[[ Data for the task open ]]
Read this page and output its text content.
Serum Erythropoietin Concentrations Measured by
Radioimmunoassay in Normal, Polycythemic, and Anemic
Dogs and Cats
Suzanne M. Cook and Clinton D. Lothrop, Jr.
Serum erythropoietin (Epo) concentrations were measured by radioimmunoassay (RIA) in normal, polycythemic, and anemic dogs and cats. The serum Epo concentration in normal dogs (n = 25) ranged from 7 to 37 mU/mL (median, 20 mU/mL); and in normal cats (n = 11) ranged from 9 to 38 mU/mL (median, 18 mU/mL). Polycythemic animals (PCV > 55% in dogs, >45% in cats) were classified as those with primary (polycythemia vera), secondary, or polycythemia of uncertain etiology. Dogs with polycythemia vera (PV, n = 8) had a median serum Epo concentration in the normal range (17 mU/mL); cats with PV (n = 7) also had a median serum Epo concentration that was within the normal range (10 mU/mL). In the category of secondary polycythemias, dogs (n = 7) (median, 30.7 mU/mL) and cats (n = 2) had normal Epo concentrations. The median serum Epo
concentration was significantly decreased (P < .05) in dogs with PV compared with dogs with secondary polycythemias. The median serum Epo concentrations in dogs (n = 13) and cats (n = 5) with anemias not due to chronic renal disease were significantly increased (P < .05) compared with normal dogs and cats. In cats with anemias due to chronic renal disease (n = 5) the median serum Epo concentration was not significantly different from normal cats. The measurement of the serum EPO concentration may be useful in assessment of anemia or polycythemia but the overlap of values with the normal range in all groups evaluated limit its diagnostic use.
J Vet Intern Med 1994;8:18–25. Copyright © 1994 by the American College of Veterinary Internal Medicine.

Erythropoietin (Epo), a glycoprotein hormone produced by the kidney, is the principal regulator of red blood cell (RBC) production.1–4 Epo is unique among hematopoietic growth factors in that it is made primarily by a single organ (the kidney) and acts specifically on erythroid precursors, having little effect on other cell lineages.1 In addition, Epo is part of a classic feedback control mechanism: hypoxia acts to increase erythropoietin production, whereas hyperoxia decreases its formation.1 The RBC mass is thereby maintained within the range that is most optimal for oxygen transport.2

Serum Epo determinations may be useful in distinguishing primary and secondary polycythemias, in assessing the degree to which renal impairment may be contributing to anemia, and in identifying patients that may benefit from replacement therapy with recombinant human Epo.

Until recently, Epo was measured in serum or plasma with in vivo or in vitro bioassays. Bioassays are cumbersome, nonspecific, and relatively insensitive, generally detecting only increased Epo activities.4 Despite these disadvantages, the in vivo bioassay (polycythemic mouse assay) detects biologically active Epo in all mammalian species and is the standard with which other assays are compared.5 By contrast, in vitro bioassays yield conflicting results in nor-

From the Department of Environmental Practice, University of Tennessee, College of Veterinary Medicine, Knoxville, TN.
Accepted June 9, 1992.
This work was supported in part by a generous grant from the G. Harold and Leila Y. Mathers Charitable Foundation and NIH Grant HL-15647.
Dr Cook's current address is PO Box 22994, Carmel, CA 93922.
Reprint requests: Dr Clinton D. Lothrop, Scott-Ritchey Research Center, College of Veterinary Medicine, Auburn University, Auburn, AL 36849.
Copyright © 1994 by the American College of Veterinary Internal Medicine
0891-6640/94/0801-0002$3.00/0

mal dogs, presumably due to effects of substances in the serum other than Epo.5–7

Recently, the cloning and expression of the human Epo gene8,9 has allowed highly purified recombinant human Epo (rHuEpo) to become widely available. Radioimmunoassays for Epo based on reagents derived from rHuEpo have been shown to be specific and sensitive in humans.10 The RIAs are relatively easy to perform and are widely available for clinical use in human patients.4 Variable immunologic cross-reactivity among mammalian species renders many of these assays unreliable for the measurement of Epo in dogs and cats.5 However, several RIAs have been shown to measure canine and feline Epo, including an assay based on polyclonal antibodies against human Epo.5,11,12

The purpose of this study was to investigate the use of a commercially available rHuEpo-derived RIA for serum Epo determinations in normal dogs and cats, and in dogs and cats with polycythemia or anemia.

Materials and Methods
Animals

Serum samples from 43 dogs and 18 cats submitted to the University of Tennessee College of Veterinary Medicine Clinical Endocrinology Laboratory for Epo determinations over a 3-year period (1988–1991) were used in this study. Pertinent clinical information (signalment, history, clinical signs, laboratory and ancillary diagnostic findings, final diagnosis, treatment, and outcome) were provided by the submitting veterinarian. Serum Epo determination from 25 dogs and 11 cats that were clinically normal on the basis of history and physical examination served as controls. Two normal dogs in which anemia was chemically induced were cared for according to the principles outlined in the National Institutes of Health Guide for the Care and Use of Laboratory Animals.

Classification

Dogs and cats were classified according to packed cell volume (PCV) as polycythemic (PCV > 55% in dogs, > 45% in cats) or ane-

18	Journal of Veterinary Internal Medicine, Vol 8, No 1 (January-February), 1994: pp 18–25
[[ Data for the task closed ]]
▶ **Exercise instructions**:
If a line in the records above has the word "Clinton", copy it.

▶ **Task response**:
Suzanne M. Cook and Clinton D. Lothrop, Jr.
Reprint requests: Dr Clinton D. Lothrop, Scott-Ritchey Research Center, College of Veterinary Medicine, Auburn University, Auburn, AL 36849.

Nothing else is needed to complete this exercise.